Юрий Нагибин - Итальянская тетрадь (сборник)
Мир евреев всегда был един, в этом лишний раз убеждаешься, когда рассматриваешь офорты, посвященные любимому герою еврейского эпоса – царю Давиду. Замечательно превращение юного местечкового музыканта, играющего на арфе Саулу, в старого ребе, выслушивающего просьбу Вирсавии сделать их сына Соломона царем Израиля.
Принято сближать библейскую серию Шагала с Рембрандтом и Эль Греко. Шагал специально ездил в Голландию и Испанию изучать этих великих мастеров. Рембрандт впрямую светится в «Аврааме, оплакивающем Сарру»; кроме того, Шагала сближает с ним отсутствие патетики, пренебрежение частностями, резкая индивидуальность образов; с Эль Греко он совпадает «сильным визионерством», как выражаются искусствоведы.

=======

**ЗАДАНИЕ 1**
Куда, согласно отрывку, специально ездил Шагал, чтобы изучать Рембрандта и Эль Греко?
Отрывок и записи между собой никак не связаны.

=======

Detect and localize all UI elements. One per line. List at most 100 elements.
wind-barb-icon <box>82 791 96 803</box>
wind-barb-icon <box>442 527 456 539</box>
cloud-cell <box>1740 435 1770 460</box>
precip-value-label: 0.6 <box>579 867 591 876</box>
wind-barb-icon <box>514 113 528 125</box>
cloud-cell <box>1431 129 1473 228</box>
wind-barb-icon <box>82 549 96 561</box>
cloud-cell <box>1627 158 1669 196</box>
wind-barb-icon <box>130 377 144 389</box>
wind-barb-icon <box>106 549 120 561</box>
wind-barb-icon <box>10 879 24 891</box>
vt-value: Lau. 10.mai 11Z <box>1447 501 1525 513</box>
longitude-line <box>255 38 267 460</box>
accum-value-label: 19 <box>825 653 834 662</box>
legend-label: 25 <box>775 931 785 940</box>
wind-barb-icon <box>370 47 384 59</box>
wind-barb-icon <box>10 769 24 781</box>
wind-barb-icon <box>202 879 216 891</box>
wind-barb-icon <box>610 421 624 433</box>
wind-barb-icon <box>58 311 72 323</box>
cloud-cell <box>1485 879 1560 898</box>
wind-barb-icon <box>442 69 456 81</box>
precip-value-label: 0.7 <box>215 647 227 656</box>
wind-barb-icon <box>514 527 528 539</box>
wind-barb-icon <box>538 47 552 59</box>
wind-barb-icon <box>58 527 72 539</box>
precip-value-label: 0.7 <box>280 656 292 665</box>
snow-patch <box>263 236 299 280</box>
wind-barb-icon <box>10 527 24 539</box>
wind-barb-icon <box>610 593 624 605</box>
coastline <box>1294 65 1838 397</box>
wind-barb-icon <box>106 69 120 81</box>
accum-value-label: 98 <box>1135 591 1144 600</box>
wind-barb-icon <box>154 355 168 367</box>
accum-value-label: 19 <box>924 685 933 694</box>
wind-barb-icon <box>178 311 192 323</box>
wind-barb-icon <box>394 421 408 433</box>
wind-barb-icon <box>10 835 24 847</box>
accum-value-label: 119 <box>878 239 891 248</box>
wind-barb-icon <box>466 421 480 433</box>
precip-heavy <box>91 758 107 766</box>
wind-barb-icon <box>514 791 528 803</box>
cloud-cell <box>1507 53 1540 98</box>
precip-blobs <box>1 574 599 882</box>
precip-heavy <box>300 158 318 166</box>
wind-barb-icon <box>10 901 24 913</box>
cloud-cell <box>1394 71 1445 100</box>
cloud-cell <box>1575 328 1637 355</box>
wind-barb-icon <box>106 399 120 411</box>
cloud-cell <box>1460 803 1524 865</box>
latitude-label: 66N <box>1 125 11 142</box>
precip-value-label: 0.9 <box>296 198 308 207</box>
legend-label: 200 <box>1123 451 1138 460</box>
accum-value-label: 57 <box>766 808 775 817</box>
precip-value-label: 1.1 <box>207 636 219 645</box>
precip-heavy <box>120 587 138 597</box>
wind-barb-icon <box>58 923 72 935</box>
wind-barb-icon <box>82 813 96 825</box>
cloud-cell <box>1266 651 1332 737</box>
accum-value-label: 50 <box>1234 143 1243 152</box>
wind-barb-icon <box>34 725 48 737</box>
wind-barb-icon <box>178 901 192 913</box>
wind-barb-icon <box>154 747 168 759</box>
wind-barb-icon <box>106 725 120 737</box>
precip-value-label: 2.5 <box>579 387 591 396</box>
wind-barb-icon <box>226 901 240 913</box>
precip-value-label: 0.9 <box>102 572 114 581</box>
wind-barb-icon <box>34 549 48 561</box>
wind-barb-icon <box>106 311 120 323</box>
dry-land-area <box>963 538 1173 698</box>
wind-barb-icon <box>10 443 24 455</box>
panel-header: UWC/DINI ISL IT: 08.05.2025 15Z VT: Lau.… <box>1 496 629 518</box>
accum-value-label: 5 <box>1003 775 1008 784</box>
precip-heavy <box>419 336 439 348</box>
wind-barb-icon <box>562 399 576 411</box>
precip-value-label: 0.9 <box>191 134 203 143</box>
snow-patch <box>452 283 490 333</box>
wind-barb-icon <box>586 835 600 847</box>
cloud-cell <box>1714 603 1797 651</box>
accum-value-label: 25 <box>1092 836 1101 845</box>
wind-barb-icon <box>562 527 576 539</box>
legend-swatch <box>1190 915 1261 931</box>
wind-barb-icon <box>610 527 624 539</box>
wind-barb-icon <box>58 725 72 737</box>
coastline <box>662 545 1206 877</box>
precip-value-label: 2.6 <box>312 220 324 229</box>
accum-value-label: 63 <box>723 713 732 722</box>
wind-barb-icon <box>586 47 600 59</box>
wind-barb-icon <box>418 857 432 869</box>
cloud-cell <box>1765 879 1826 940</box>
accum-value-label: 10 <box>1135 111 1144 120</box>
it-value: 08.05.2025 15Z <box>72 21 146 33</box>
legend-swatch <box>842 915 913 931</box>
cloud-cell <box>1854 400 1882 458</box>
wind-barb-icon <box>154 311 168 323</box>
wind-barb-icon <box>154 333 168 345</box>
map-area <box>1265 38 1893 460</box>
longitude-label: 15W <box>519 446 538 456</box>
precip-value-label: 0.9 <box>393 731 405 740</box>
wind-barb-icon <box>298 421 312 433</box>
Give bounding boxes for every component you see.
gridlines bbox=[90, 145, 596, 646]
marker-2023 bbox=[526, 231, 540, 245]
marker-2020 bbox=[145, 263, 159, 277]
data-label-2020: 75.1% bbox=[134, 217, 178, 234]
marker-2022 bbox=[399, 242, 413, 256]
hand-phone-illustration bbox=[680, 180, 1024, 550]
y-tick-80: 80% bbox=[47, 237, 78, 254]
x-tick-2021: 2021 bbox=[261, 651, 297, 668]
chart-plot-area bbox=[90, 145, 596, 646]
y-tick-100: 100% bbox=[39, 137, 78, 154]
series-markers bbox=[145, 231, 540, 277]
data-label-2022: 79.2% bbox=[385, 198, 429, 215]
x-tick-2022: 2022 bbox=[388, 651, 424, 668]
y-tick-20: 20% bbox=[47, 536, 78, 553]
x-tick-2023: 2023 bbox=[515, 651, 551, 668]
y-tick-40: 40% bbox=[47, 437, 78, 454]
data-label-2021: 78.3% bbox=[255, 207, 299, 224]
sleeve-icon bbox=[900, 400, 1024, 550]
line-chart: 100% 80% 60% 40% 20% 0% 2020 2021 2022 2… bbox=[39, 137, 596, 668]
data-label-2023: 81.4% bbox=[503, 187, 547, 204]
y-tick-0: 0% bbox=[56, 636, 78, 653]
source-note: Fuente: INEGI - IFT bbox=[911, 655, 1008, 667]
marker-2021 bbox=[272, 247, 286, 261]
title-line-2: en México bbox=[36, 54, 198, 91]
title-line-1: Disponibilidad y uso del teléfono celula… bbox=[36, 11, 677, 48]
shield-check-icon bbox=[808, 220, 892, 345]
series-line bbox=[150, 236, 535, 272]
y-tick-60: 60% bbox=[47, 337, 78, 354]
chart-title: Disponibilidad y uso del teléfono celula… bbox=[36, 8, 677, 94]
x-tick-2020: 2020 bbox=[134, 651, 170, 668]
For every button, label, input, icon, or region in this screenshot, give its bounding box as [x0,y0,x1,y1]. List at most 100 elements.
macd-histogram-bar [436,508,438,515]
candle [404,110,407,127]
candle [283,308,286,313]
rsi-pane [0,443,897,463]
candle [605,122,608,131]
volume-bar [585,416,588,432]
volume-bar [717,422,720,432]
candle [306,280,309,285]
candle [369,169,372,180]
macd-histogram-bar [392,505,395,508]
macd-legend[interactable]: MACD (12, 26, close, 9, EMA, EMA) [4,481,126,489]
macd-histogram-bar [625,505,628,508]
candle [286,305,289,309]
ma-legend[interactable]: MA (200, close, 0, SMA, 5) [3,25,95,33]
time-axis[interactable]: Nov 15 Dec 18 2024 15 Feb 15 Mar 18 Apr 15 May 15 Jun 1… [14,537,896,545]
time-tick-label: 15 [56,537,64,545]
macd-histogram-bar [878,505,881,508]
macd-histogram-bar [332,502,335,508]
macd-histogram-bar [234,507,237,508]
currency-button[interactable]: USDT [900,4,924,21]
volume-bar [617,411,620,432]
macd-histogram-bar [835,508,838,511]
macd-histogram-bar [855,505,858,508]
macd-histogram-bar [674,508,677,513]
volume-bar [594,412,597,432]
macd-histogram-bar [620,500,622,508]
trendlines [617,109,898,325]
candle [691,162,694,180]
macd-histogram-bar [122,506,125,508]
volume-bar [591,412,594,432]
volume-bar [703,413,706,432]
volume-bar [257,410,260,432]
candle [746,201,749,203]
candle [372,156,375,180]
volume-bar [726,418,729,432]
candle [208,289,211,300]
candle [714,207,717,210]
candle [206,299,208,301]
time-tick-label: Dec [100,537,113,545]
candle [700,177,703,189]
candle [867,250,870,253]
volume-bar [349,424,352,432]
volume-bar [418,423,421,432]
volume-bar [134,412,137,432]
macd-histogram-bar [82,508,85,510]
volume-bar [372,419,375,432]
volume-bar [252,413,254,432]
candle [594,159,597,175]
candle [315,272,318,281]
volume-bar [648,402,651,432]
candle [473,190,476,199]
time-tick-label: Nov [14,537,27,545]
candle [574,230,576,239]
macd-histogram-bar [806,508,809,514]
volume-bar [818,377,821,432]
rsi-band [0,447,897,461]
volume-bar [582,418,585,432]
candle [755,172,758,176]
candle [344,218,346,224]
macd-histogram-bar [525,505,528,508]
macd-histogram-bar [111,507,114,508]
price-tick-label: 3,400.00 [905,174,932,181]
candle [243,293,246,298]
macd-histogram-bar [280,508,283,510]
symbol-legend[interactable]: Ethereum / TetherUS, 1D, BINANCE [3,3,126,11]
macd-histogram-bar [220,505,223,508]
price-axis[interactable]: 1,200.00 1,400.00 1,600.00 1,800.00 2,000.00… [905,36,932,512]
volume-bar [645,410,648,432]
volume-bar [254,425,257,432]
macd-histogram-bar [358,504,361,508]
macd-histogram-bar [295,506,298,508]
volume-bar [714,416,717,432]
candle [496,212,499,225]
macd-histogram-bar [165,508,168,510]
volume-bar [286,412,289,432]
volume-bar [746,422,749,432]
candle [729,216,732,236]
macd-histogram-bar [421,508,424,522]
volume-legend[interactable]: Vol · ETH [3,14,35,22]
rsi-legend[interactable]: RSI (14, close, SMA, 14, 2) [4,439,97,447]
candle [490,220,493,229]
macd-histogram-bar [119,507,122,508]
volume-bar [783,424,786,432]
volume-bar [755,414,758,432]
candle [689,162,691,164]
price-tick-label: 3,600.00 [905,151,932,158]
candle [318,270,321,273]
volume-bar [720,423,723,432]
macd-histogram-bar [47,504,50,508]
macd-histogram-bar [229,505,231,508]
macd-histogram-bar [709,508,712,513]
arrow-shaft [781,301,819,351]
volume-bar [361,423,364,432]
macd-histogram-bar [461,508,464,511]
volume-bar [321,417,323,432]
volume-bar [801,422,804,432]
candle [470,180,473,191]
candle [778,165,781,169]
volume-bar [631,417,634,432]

=======

**ЗАДАНИЕ 2**
Перепишите записи с самого начала по строку с "wind-barb-icon <box>394 421 408 433</box>" включительно, заменив "precip-value-label" на "precipitation-label" и оставив всё остальное без изменений.

**ОЖИДАЕМЫЙ ОТВЕТ 1**
В Голландию и Испанию.

**ОЖИДАЕМЫЙ ОТВЕТ 2**
Detect and localize all UI elements. One per line. List at most 100 elements.
wind-barb-icon <box>82 791 96 803</box>
wind-barb-icon <box>442 527 456 539</box>
cloud-cell <box>1740 435 1770 460</box>
precipitation-label: 0.6 <box>579 867 591 876</box>
wind-barb-icon <box>514 113 528 125</box>
cloud-cell <box>1431 129 1473 228</box>
wind-barb-icon <box>82 549 96 561</box>
cloud-cell <box>1627 158 1669 196</box>
wind-barb-icon <box>130 377 144 389</box>
wind-barb-icon <box>106 549 120 561</box>
wind-barb-icon <box>10 879 24 891</box>
vt-value: Lau. 10.mai 11Z <box>1447 501 1525 513</box>
longitude-line <box>255 38 267 460</box>
accum-value-label: 19 <box>825 653 834 662</box>
legend-label: 25 <box>775 931 785 940</box>
wind-barb-icon <box>370 47 384 59</box>
wind-barb-icon <box>10 769 24 781</box>
wind-barb-icon <box>202 879 216 891</box>
wind-barb-icon <box>610 421 624 433</box>
wind-barb-icon <box>58 311 72 323</box>
cloud-cell <box>1485 879 1560 898</box>
wind-barb-icon <box>442 69 456 81</box>
precipitation-label: 0.7 <box>215 647 227 656</box>
wind-barb-icon <box>514 527 528 539</box>
wind-barb-icon <box>538 47 552 59</box>
wind-barb-icon <box>58 527 72 539</box>
precipitation-label: 0.7 <box>280 656 292 665</box>
snow-patch <box>263 236 299 280</box>
wind-barb-icon <box>10 527 24 539</box>
wind-barb-icon <box>610 593 624 605</box>
coastline <box>1294 65 1838 397</box>
wind-barb-icon <box>106 69 120 81</box>
accum-value-label: 98 <box>1135 591 1144 600</box>
wind-barb-icon <box>154 355 168 367</box>
accum-value-label: 19 <box>924 685 933 694</box>
wind-barb-icon <box>178 311 192 323</box>
wind-barb-icon <box>394 421 408 433</box>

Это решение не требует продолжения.